▶ **WHAT YOU NEED TO DO**: The entries below should be output exactly as written.

▶ **THE INPUT**:
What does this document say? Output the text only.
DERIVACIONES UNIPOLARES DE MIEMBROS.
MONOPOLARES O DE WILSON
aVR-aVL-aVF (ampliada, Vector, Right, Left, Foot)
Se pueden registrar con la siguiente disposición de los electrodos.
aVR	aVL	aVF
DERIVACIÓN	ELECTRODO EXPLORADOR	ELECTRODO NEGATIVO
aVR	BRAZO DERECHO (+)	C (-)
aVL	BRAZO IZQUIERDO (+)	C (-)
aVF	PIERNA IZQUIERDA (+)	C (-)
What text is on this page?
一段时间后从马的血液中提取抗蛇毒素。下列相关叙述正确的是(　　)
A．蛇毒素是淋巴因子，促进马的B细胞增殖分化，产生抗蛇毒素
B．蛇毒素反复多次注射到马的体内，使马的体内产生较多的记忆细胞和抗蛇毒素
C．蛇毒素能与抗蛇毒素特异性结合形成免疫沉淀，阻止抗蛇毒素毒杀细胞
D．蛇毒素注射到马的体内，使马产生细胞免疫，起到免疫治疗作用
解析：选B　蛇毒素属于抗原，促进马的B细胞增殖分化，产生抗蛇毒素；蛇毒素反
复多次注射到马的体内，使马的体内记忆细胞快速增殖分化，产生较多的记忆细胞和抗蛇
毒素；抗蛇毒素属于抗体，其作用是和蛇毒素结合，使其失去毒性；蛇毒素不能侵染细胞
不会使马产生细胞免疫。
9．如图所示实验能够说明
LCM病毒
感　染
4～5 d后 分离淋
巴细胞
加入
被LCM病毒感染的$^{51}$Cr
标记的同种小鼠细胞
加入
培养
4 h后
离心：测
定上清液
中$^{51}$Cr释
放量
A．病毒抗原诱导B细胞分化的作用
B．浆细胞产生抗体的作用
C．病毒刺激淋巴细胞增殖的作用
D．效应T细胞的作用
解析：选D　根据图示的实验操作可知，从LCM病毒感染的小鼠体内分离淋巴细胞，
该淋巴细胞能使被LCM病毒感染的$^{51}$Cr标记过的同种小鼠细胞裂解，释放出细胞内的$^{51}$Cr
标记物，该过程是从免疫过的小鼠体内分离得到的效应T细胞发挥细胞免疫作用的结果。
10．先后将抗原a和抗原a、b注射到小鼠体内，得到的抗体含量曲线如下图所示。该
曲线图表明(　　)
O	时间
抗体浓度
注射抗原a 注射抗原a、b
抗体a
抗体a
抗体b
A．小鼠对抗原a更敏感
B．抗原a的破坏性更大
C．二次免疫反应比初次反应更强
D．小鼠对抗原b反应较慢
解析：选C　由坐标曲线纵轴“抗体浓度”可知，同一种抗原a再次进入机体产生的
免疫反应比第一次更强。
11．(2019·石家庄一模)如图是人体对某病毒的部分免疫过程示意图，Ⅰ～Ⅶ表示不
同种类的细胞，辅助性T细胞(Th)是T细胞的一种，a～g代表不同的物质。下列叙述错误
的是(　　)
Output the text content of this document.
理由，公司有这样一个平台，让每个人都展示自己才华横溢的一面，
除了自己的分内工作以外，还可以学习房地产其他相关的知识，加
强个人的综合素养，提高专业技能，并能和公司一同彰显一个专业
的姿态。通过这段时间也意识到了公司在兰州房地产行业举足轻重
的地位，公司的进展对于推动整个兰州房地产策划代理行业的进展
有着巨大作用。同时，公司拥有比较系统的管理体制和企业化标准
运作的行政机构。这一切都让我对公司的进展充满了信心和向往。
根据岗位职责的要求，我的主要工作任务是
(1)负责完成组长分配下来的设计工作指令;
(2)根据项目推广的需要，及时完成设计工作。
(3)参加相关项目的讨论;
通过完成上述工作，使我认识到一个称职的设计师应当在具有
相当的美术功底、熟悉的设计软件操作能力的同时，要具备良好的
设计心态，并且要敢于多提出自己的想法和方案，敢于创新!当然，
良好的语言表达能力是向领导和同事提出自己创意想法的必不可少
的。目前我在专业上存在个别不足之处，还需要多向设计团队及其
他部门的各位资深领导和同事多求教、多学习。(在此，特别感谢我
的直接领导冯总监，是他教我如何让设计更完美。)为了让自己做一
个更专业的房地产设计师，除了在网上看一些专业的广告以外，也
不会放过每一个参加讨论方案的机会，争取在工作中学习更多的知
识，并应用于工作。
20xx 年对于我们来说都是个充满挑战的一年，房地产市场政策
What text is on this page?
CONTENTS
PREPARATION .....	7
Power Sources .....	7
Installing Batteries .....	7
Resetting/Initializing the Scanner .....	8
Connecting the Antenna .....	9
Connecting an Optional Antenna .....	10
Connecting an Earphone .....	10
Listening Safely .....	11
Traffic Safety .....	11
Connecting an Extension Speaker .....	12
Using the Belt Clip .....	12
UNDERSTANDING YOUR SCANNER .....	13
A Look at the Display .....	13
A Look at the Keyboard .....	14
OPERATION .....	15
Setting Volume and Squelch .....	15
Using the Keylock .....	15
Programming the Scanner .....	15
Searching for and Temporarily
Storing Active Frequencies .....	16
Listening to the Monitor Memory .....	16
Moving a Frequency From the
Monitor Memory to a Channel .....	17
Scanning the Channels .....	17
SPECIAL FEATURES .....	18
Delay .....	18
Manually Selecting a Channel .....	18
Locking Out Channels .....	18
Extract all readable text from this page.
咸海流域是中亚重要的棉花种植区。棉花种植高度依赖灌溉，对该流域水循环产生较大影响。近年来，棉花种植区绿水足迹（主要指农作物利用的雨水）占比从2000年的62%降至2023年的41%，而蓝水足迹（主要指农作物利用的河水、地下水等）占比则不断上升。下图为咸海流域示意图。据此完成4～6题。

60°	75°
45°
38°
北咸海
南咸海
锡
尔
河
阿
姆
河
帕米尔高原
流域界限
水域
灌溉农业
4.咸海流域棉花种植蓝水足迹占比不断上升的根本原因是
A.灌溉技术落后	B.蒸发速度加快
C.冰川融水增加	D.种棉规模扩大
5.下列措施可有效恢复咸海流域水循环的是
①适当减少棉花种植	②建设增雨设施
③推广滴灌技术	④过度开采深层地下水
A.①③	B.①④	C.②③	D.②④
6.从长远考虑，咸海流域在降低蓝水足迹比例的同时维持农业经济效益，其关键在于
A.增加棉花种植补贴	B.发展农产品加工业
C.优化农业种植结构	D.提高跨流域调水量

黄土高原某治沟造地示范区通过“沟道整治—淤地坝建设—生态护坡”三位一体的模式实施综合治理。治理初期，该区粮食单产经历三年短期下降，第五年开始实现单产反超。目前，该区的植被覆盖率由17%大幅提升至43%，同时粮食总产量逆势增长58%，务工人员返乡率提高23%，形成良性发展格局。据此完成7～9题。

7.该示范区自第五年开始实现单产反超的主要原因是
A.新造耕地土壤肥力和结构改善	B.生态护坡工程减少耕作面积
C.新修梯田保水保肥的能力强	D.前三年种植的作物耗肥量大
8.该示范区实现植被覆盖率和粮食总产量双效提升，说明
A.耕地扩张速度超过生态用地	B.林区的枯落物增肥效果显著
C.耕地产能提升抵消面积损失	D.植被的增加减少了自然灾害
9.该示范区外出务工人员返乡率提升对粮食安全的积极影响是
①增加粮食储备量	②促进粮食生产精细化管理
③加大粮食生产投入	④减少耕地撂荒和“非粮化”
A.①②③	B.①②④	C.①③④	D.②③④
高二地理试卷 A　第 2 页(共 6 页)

▶ **RESULT OF THE TASK**:
What does this document say? Output the text only.
DERIVACIONES UNIPOLARES DE MIEMBROS.
MONOPOLARES O DE WILSON
aVR-aVL-aVF (ampliada, Vector, Right, Left, Foot)
Se pueden registrar con la siguiente disposición de los electrodos.
aVR	aVL	aVF
DERIVACIÓN	ELECTRODO EXPLORADOR	ELECTRODO NEGATIVO
aVR	BRAZO DERECHO (+)	C (-)
aVL	BRAZO IZQUIERDO (+)	C (-)
aVF	PIERNA IZQUIERDA (+)	C (-)
What text is on this page?
一段时间后从马的血液中提取抗蛇毒素。下列相关叙述正确的是(　　)
A．蛇毒素是淋巴因子，促进马的B细胞增殖分化，产生抗蛇毒素
B．蛇毒素反复多次注射到马的体内，使马的体内产生较多的记忆细胞和抗蛇毒素
C．蛇毒素能与抗蛇毒素特异性结合形成免疫沉淀，阻止抗蛇毒素毒杀细胞
D．蛇毒素注射到马的体内，使马产生细胞免疫，起到免疫治疗作用
解析：选B　蛇毒素属于抗原，促进马的B细胞增殖分化，产生抗蛇毒素；蛇毒素反
复多次注射到马的体内，使马的体内记忆细胞快速增殖分化，产生较多的记忆细胞和抗蛇
毒素；抗蛇毒素属于抗体，其作用是和蛇毒素结合，使其失去毒性；蛇毒素不能侵染细胞
不会使马产生细胞免疫。
9．如图所示实验能够说明
LCM病毒
感　染
4～5 d后 分离淋
巴细胞
加入
被LCM病毒感染的$^{51}$Cr
标记的同种小鼠细胞
加入
培养
4 h后
离心：测
定上清液
中$^{51}$Cr释
放量
A．病毒抗原诱导B细胞分化的作用
B．浆细胞产生抗体的作用
C．病毒刺激淋巴细胞增殖的作用
D．效应T细胞的作用
解析：选D　根据图示的实验操作可知，从LCM病毒感染的小鼠体内分离淋巴细胞，
该淋巴细胞能使被LCM病毒感染的$^{51}$Cr标记过的同种小鼠细胞裂解，释放出细胞内的$^{51}$Cr
标记物，该过程是从免疫过的小鼠体内分离得到的效应T细胞发挥细胞免疫作用的结果。
10．先后将抗原a和抗原a、b注射到小鼠体内，得到的抗体含量曲线如下图所示。该
曲线图表明(　　)
O	时间
抗体浓度
注射抗原a 注射抗原a、b
抗体a
抗体a
抗体b
A．小鼠对抗原a更敏感
B．抗原a的破坏性更大
C．二次免疫反应比初次反应更强
D．小鼠对抗原b反应较慢
解析：选C　由坐标曲线纵轴“抗体浓度”可知，同一种抗原a再次进入机体产生的
免疫反应比第一次更强。
11．(2019·石家庄一模)如图是人体对某病毒的部分免疫过程示意图，Ⅰ～Ⅶ表示不
同种类的细胞，辅助性T细胞(Th)是T细胞的一种，a～g代表不同的物质。下列叙述错误
的是(　　)
Output the text content of this document.
理由，公司有这样一个平台，让每个人都展示自己才华横溢的一面，
除了自己的分内工作以外，还可以学习房地产其他相关的知识，加
强个人的综合素养，提高专业技能，并能和公司一同彰显一个专业
的姿态。通过这段时间也意识到了公司在兰州房地产行业举足轻重
的地位，公司的进展对于推动整个兰州房地产策划代理行业的进展
有着巨大作用。同时，公司拥有比较系统的管理体制和企业化标准
运作的行政机构。这一切都让我对公司的进展充满了信心和向往。
根据岗位职责的要求，我的主要工作任务是
(1)负责完成组长分配下来的设计工作指令;
(2)根据项目推广的需要，及时完成设计工作。
(3)参加相关项目的讨论;
通过完成上述工作，使我认识到一个称职的设计师应当在具有
相当的美术功底、熟悉的设计软件操作能力的同时，要具备良好的
设计心态，并且要敢于多提出自己的想法和方案，敢于创新!当然，
良好的语言表达能力是向领导和同事提出自己创意想法的必不可少
的。目前我在专业上存在个别不足之处，还需要多向设计团队及其
他部门的各位资深领导和同事多求教、多学习。(在此，特别感谢我
的直接领导冯总监，是他教我如何让设计更完美。)为了让自己做一
个更专业的房地产设计师，除了在网上看一些专业的广告以外，也
不会放过每一个参加讨论方案的机会，争取在工作中学习更多的知
识，并应用于工作。
20xx 年对于我们来说都是个充满挑战的一年，房地产市场政策
What text is on this page?
CONTENTS
PREPARATION .....	7
Power Sources .....	7
Installing Batteries .....	7
Resetting/Initializing the Scanner .....	8
Connecting the Antenna .....	9
Connecting an Optional Antenna .....	10
Connecting an Earphone .....	10
Listening Safely .....	11
Traffic Safety .....	11
Connecting an Extension Speaker .....	12
Using the Belt Clip .....	12
UNDERSTANDING YOUR SCANNER .....	13
A Look at the Display .....	13
A Look at the Keyboard .....	14
OPERATION .....	15
Setting Volume and Squelch .....	15
Using the Keylock .....	15
Programming the Scanner .....	15
Searching for and Temporarily
Storing Active Frequencies .....	16
Listening to the Monitor Memory .....	16
Moving a Frequency From the
Monitor Memory to a Channel .....	17
Scanning the Channels .....	17
SPECIAL FEATURES .....	18
Delay .....	18
Manually Selecting a Channel .....	18
Locking Out Channels .....	18
Extract all readable text from this page.
咸海流域是中亚重要的棉花种植区。棉花种植高度依赖灌溉，对该流域水循环产生较大影响。近年来，棉花种植区绿水足迹（主要指农作物利用的雨水）占比从2000年的62%降至2023年的41%，而蓝水足迹（主要指农作物利用的河水、地下水等）占比则不断上升。下图为咸海流域示意图。据此完成4～6题。

60°	75°
45°
38°
北咸海
南咸海
锡
尔
河
阿
姆
河
帕米尔高原
流域界限
水域
灌溉农业
4.咸海流域棉花种植蓝水足迹占比不断上升的根本原因是
A.灌溉技术落后	B.蒸发速度加快
C.冰川融水增加	D.种棉规模扩大
5.下列措施可有效恢复咸海流域水循环的是
①适当减少棉花种植	②建设增雨设施
③推广滴灌技术	④过度开采深层地下水
A.①③	B.①④	C.②③	D.②④
6.从长远考虑，咸海流域在降低蓝水足迹比例的同时维持农业经济效益，其关键在于
A.增加棉花种植补贴	B.发展农产品加工业
C.优化农业种植结构	D.提高跨流域调水量

黄土高原某治沟造地示范区通过“沟道整治—淤地坝建设—生态护坡”三位一体的模式实施综合治理。治理初期，该区粮食单产经历三年短期下降，第五年开始实现单产反超。目前，该区的植被覆盖率由17%大幅提升至43%，同时粮食总产量逆势增长58%，务工人员返乡率提高23%，形成良性发展格局。据此完成7～9题。

7.该示范区自第五年开始实现单产反超的主要原因是
A.新造耕地土壤肥力和结构改善	B.生态护坡工程减少耕作面积
C.新修梯田保水保肥的能力强	D.前三年种植的作物耗肥量大
8.该示范区实现植被覆盖率和粮食总产量双效提升，说明
A.耕地扩张速度超过生态用地	B.林区的枯落物增肥效果显著
C.耕地产能提升抵消面积损失	D.植被的增加减少了自然灾害
9.该示范区外出务工人员返乡率提升对粮食安全的积极影响是
①增加粮食储备量	②促进粮食生产精细化管理
③加大粮食生产投入	④减少耕地撂荒和“非粮化”
A.①②③	B.①②④	C.①③④	D.②③④
高二地理试卷 A　第 2 页(共 6 页)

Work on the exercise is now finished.